▶ [Written instruction] Drop all images and give the records again exactly.

▶ [Data excerpts]
※

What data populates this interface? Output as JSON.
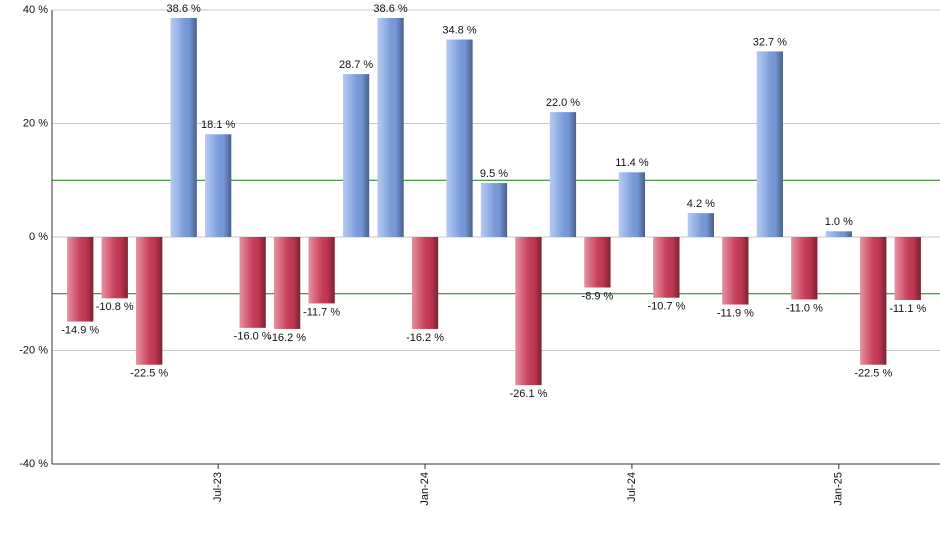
{
  "chart_data": {
    "type": "bar",
    "categories": [
      null,
      null,
      null,
      null,
      "Jul-23",
      null,
      null,
      null,
      null,
      null,
      "Jan-24",
      null,
      null,
      null,
      null,
      null,
      "Jul-24",
      null,
      null,
      null,
      null,
      null,
      "Jan-25",
      null,
      null
    ],
    "values": [
      -14.9,
      -10.8,
      -22.5,
      38.6,
      18.1,
      -16.0,
      -16.2,
      -11.7,
      28.7,
      38.6,
      -16.2,
      34.8,
      9.5,
      -26.1,
      22.0,
      -8.9,
      11.4,
      -10.7,
      4.2,
      -11.9,
      32.7,
      -11.0,
      1.0,
      -22.5,
      -11.1
    ],
    "value_labels": [
      "-14.9 %",
      "-10.8 %",
      "-22.5 %",
      "38.6 %",
      "18.1 %",
      "-16.0 %",
      "-16.2 %",
      "-11.7 %",
      "28.7 %",
      "38.6 %",
      "-16.2 %",
      "34.8 %",
      "9.5 %",
      "-26.1 %",
      "22.0 %",
      "-8.9 %",
      "11.4 %",
      "-10.7 %",
      "4.2 %",
      "-11.9 %",
      "32.7 %",
      "-11.0 %",
      "1.0 %",
      "-22.5 %",
      "-11.1 %"
    ],
    "positive_color": "#7b9fe2",
    "negative_color": "#cc3a56",
    "ylim": [
      -40,
      40
    ],
    "yticks": [
      {
        "value": -40,
        "label": "-40 %"
      },
      {
        "value": -20,
        "label": "-20 %"
      },
      {
        "value": 0,
        "label": "0 %"
      },
      {
        "value": 20,
        "label": "20 %"
      },
      {
        "value": 40,
        "label": "40 %"
      }
    ],
    "grid": true,
    "reference_lines": [
      10,
      -10
    ],
    "reference_color": "#1a7a1a"
  }
}
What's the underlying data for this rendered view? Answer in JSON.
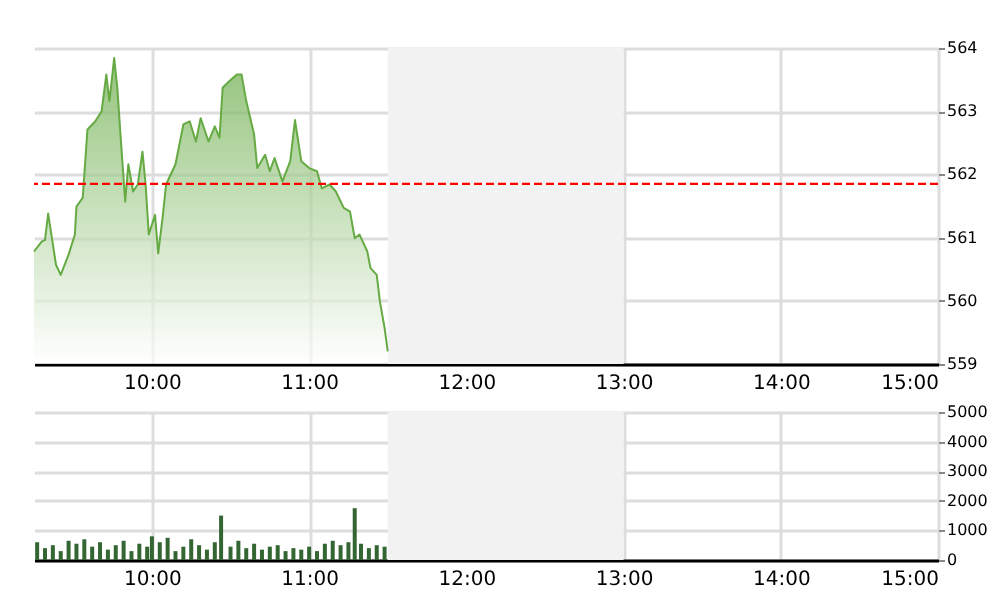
{
  "chart_data": [
    {
      "type": "area",
      "x": [
        9.25,
        9.3,
        9.32,
        9.34,
        9.39,
        9.42,
        9.47,
        9.51,
        9.52,
        9.56,
        9.59,
        9.64,
        9.68,
        9.71,
        9.73,
        9.76,
        9.78,
        9.8,
        9.83,
        9.85,
        9.88,
        9.91,
        9.94,
        9.96,
        9.98,
        10.02,
        10.04,
        10.07,
        10.09,
        10.15,
        10.2,
        10.24,
        10.28,
        10.31,
        10.36,
        10.4,
        10.43,
        10.45,
        10.49,
        10.54,
        10.57,
        10.6,
        10.65,
        10.67,
        10.72,
        10.75,
        10.78,
        10.83,
        10.88,
        10.91,
        10.95,
        11.0,
        11.05,
        11.08,
        11.13,
        11.17,
        11.22,
        11.26,
        11.29,
        11.32,
        11.37,
        11.39,
        11.43,
        11.45,
        11.48,
        11.5
      ],
      "series": [
        {
          "color": "#66aa44",
          "values": [
            560.78,
            560.94,
            560.96,
            561.38,
            560.57,
            560.41,
            560.73,
            561.05,
            561.49,
            561.63,
            562.71,
            562.84,
            563.0,
            563.58,
            563.16,
            563.84,
            563.37,
            562.63,
            561.57,
            562.16,
            561.73,
            561.84,
            562.36,
            561.84,
            561.05,
            561.36,
            560.75,
            561.36,
            561.84,
            562.16,
            562.79,
            562.84,
            562.52,
            562.89,
            562.52,
            562.76,
            562.58,
            563.37,
            563.47,
            563.58,
            563.58,
            563.16,
            562.63,
            562.1,
            562.31,
            562.05,
            562.26,
            561.89,
            562.21,
            562.86,
            562.21,
            562.1,
            562.05,
            561.78,
            561.84,
            561.73,
            561.47,
            561.41,
            560.99,
            561.05,
            560.78,
            560.52,
            560.41,
            559.99,
            559.57,
            559.2
          ]
        }
      ],
      "xlim": [
        9.25,
        15
      ],
      "xticks": [
        {
          "value": 10,
          "label": "10:00"
        },
        {
          "value": 11,
          "label": "11:00"
        },
        {
          "value": 12,
          "label": "12:00"
        },
        {
          "value": 13,
          "label": "13:00"
        },
        {
          "value": 14,
          "label": "14:00"
        },
        {
          "value": 15,
          "label": "15:00"
        }
      ],
      "ylim": [
        559,
        564
      ],
      "yticks": [
        559,
        560,
        561,
        562,
        563,
        564
      ],
      "grid": true,
      "ref_lines": [
        {
          "axis": "y",
          "value": 561.85,
          "color": "#ff0000",
          "line_style": "dashed"
        }
      ],
      "bands": [
        {
          "axis": "x",
          "from": 11.5,
          "to": 13,
          "color": "#f2f2f2"
        }
      ]
    },
    {
      "type": "bar",
      "x": [
        9.27,
        9.32,
        9.37,
        9.42,
        9.47,
        9.52,
        9.57,
        9.62,
        9.67,
        9.72,
        9.77,
        9.82,
        9.87,
        9.92,
        9.97,
        10.0,
        10.05,
        10.1,
        10.15,
        10.2,
        10.25,
        10.3,
        10.35,
        10.4,
        10.44,
        10.5,
        10.55,
        10.6,
        10.65,
        10.7,
        10.75,
        10.8,
        10.85,
        10.9,
        10.95,
        11.0,
        11.05,
        11.1,
        11.15,
        11.2,
        11.25,
        11.29,
        11.33,
        11.38,
        11.43,
        11.48
      ],
      "series": [
        {
          "color": "#336633",
          "values": [
            600,
            400,
            500,
            300,
            650,
            550,
            700,
            450,
            600,
            350,
            500,
            650,
            300,
            550,
            450,
            800,
            600,
            750,
            300,
            450,
            700,
            500,
            350,
            600,
            1500,
            450,
            650,
            400,
            550,
            350,
            450,
            500,
            300,
            400,
            350,
            450,
            300,
            550,
            650,
            500,
            600,
            1750,
            550,
            400,
            500,
            450
          ]
        }
      ],
      "xlim": [
        9.25,
        15
      ],
      "xticks": [
        {
          "value": 10,
          "label": "10:00"
        },
        {
          "value": 11,
          "label": "11:00"
        },
        {
          "value": 12,
          "label": "12:00"
        },
        {
          "value": 13,
          "label": "13:00"
        },
        {
          "value": 14,
          "label": "14:00"
        },
        {
          "value": 15,
          "label": "15:00"
        }
      ],
      "ylim": [
        0,
        5000
      ],
      "yticks": [
        0,
        1000,
        2000,
        3000,
        4000,
        5000
      ],
      "grid": true,
      "bands": [
        {
          "axis": "x",
          "from": 11.5,
          "to": 13,
          "color": "#f2f2f2"
        }
      ]
    }
  ]
}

※

▶ [Solution for this exercise]
What data populates this interface? Output as JSON.
{
  "chart_data": {
    "type": "bar",
    "categories": [
      null,
      null,
      null,
      null,
      "Jul-23",
      null,
      null,
      null,
      null,
      null,
      "Jan-24",
      null,
      null,
      null,
      null,
      null,
      "Jul-24",
      null,
      null,
      null,
      null,
      null,
      "Jan-25",
      null,
      null
    ],
    "values": [
      -14.9,
      -10.8,
      -22.5,
      38.6,
      18.1,
      -16.0,
      -16.2,
      -11.7,
      28.7,
      38.6,
      -16.2,
      34.8,
      9.5,
      -26.1,
      22.0,
      -8.9,
      11.4,
      -10.7,
      4.2,
      -11.9,
      32.7,
      -11.0,
      1.0,
      -22.5,
      -11.1
    ],
    "value_labels": [
      "-14.9 %",
      "-10.8 %",
      "-22.5 %",
      "38.6 %",
      "18.1 %",
      "-16.0 %",
      "-16.2 %",
      "-11.7 %",
      "28.7 %",
      "38.6 %",
      "-16.2 %",
      "34.8 %",
      "9.5 %",
      "-26.1 %",
      "22.0 %",
      "-8.9 %",
      "11.4 %",
      "-10.7 %",
      "4.2 %",
      "-11.9 %",
      "32.7 %",
      "-11.0 %",
      "1.0 %",
      "-22.5 %",
      "-11.1 %"
    ],
    "positive_color": "#7b9fe2",
    "negative_color": "#cc3a56",
    "ylim": [
      -40,
      40
    ],
    "yticks": [
      {
        "value": -40,
        "label": "-40 %"
      },
      {
        "value": -20,
        "label": "-20 %"
      },
      {
        "value": 0,
        "label": "0 %"
      },
      {
        "value": 20,
        "label": "20 %"
      },
      {
        "value": 40,
        "label": "40 %"
      }
    ],
    "grid": true,
    "reference_lines": [
      10,
      -10
    ],
    "reference_color": "#1a7a1a"
  }
}
What's the underlying data for this rendered view? Answer in JSON.
{
  "chart_data": [
    {
      "type": "area",
      "x": [
        9.25,
        9.3,
        9.32,
        9.34,
        9.39,
        9.42,
        9.47,
        9.51,
        9.52,
        9.56,
        9.59,
        9.64,
        9.68,
        9.71,
        9.73,
        9.76,
        9.78,
        9.8,
        9.83,
        9.85,
        9.88,
        9.91,
        9.94,
        9.96,
        9.98,
        10.02,
        10.04,
        10.07,
        10.09,
        10.15,
        10.2,
        10.24,
        10.28,
        10.31,
        10.36,
        10.4,
        10.43,
        10.45,
        10.49,
        10.54,
        10.57,
        10.6,
        10.65,
        10.67,
        10.72,
        10.75,
        10.78,
        10.83,
        10.88,
        10.91,
        10.95,
        11.0,
        11.05,
        11.08,
        11.13,
        11.17,
        11.22,
        11.26,
        11.29,
        11.32,
        11.37,
        11.39,
        11.43,
        11.45,
        11.48,
        11.5
      ],
      "series": [
        {
          "color": "#66aa44",
          "values": [
            560.78,
            560.94,
            560.96,
            561.38,
            560.57,
            560.41,
            560.73,
            561.05,
            561.49,
            561.63,
            562.71,
            562.84,
            563.0,
            563.58,
            563.16,
            563.84,
            563.37,
            562.63,
            561.57,
            562.16,
            561.73,
            561.84,
            562.36,
            561.84,
            561.05,
            561.36,
            560.75,
            561.36,
            561.84,
            562.16,
            562.79,
            562.84,
            562.52,
            562.89,
            562.52,
            562.76,
            562.58,
            563.37,
            563.47,
            563.58,
            563.58,
            563.16,
            562.63,
            562.1,
            562.31,
            562.05,
            562.26,
            561.89,
            562.21,
            562.86,
            562.21,
            562.1,
            562.05,
            561.78,
            561.84,
            561.73,
            561.47,
            561.41,
            560.99,
            561.05,
            560.78,
            560.52,
            560.41,
            559.99,
            559.57,
            559.2
          ]
        }
      ],
      "xlim": [
        9.25,
        15
      ],
      "xticks": [
        {
          "value": 10,
          "label": "10:00"
        },
        {
          "value": 11,
          "label": "11:00"
        },
        {
          "value": 12,
          "label": "12:00"
        },
        {
          "value": 13,
          "label": "13:00"
        },
        {
          "value": 14,
          "label": "14:00"
        },
        {
          "value": 15,
          "label": "15:00"
        }
      ],
      "ylim": [
        559,
        564
      ],
      "yticks": [
        559,
        560,
        561,
        562,
        563,
        564
      ],
      "grid": true,
      "ref_lines": [
        {
          "axis": "y",
          "value": 561.85,
          "color": "#ff0000",
          "line_style": "dashed"
        }
      ],
      "bands": [
        {
          "axis": "x",
          "from": 11.5,
          "to": 13,
          "color": "#f2f2f2"
        }
      ]
    },
    {
      "type": "bar",
      "x": [
        9.27,
        9.32,
        9.37,
        9.42,
        9.47,
        9.52,
        9.57,
        9.62,
        9.67,
        9.72,
        9.77,
        9.82,
        9.87,
        9.92,
        9.97,
        10.0,
        10.05,
        10.1,
        10.15,
        10.2,
        10.25,
        10.3,
        10.35,
        10.4,
        10.44,
        10.5,
        10.55,
        10.6,
        10.65,
        10.7,
        10.75,
        10.8,
        10.85,
        10.9,
        10.95,
        11.0,
        11.05,
        11.1,
        11.15,
        11.2,
        11.25,
        11.29,
        11.33,
        11.38,
        11.43,
        11.48
      ],
      "series": [
        {
          "color": "#336633",
          "values": [
            600,
            400,
            500,
            300,
            650,
            550,
            700,
            450,
            600,
            350,
            500,
            650,
            300,
            550,
            450,
            800,
            600,
            750,
            300,
            450,
            700,
            500,
            350,
            600,
            1500,
            450,
            650,
            400,
            550,
            350,
            450,
            500,
            300,
            400,
            350,
            450,
            300,
            550,
            650,
            500,
            600,
            1750,
            550,
            400,
            500,
            450
          ]
        }
      ],
      "xlim": [
        9.25,
        15
      ],
      "xticks": [
        {
          "value": 10,
          "label": "10:00"
        },
        {
          "value": 11,
          "label": "11:00"
        },
        {
          "value": 12,
          "label": "12:00"
        },
        {
          "value": 13,
          "label": "13:00"
        },
        {
          "value": 14,
          "label": "14:00"
        },
        {
          "value": 15,
          "label": "15:00"
        }
      ],
      "ylim": [
        0,
        5000
      ],
      "yticks": [
        0,
        1000,
        2000,
        3000,
        4000,
        5000
      ],
      "grid": true,
      "bands": [
        {
          "axis": "x",
          "from": 11.5,
          "to": 13,
          "color": "#f2f2f2"
        }
      ]
    }
  ]
}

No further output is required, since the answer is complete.